TASK BRIEF – Copy all of the material exactly. Pictures are not to appear in the copy.
--- BEGIN TASK INPUT ---
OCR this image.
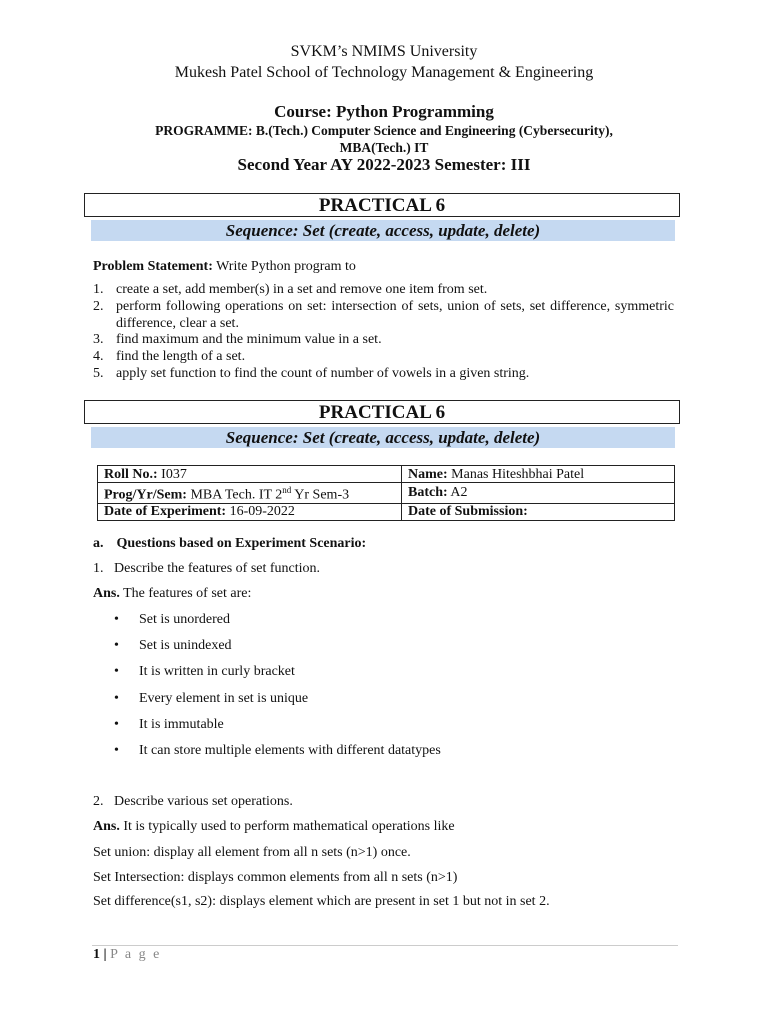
SVKM’s NMIMS University
Mukesh Patel School of Technology Management & Engineering
Course: Python Programming
PROGRAMME: B.(Tech.) Computer Science and Engineering (Cybersecurity),
MBA(Tech.) IT
Second Year AY 2022-2023 Semester: III
PRACTICAL 6
Sequence: Set (create, access, update, delete)
Problem Statement: Write Python program to
1. create a set, add member(s) in a set and remove one item from set.
2. perform following operations on set: intersection of sets, union of sets, set difference, symmetric difference, clear a set.
3. find maximum and the minimum value in a set.
4. find the length of a set.
5. apply set function to find the count of number of vowels in a given string.
PRACTICAL 6
Sequence: Set (create, access, update, delete)
Roll No.: I037	Name: Manas Hiteshbhai Patel
Prog/Yr/Sem: MBA Tech. IT 2nd Yr Sem-3	Batch: A2
Date of Experiment: 16-09-2022	Date of Submission:
a. Questions based on Experiment Scenario:
1.   Describe the features of set function.
Ans. The features of set are:
• Set is unordered
• Set is unindexed
• It is written in curly bracket
• Every element in set is unique
• It is immutable
• It can store multiple elements with different datatypes
2.   Describe various set operations.
Ans. It is typically used to perform mathematical operations like
Set union: display all element from all n sets (n>1) once.
Set Intersection: displays common elements from all n sets (n>1)
Set difference(s1, s2): displays element which are present in set 1 but not in set 2.
1 | P a g e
--- END TASK INPUT ---
EXPECTED OUTPUT –
OCR this image.
SVKM’s NMIMS University
Mukesh Patel School of Technology Management & Engineering
Course: Python Programming
PROGRAMME: B.(Tech.) Computer Science and Engineering (Cybersecurity),
MBA(Tech.) IT
Second Year AY 2022-2023 Semester: III
PRACTICAL 6
Sequence: Set (create, access, update, delete)
Problem Statement: Write Python program to
1. create a set, add member(s) in a set and remove one item from set.
2. perform following operations on set: intersection of sets, union of sets, set difference, symmetric difference, clear a set.
3. find maximum and the minimum value in a set.
4. find the length of a set.
5. apply set function to find the count of number of vowels in a given string.
PRACTICAL 6
Sequence: Set (create, access, update, delete)
Roll No.: I037	Name: Manas Hiteshbhai Patel
Prog/Yr/Sem: MBA Tech. IT 2nd Yr Sem-3	Batch: A2
Date of Experiment: 16-09-2022	Date of Submission:
a. Questions based on Experiment Scenario:
1.   Describe the features of set function.
Ans. The features of set are:
• Set is unordered
• Set is unindexed
• It is written in curly bracket
• Every element in set is unique
• It is immutable
• It can store multiple elements with different datatypes
2.   Describe various set operations.
Ans. It is typically used to perform mathematical operations like
Set union: display all element from all n sets (n>1) once.
Set Intersection: displays common elements from all n sets (n>1)
Set difference(s1, s2): displays element which are present in set 1 but not in set 2.
1 | P a g e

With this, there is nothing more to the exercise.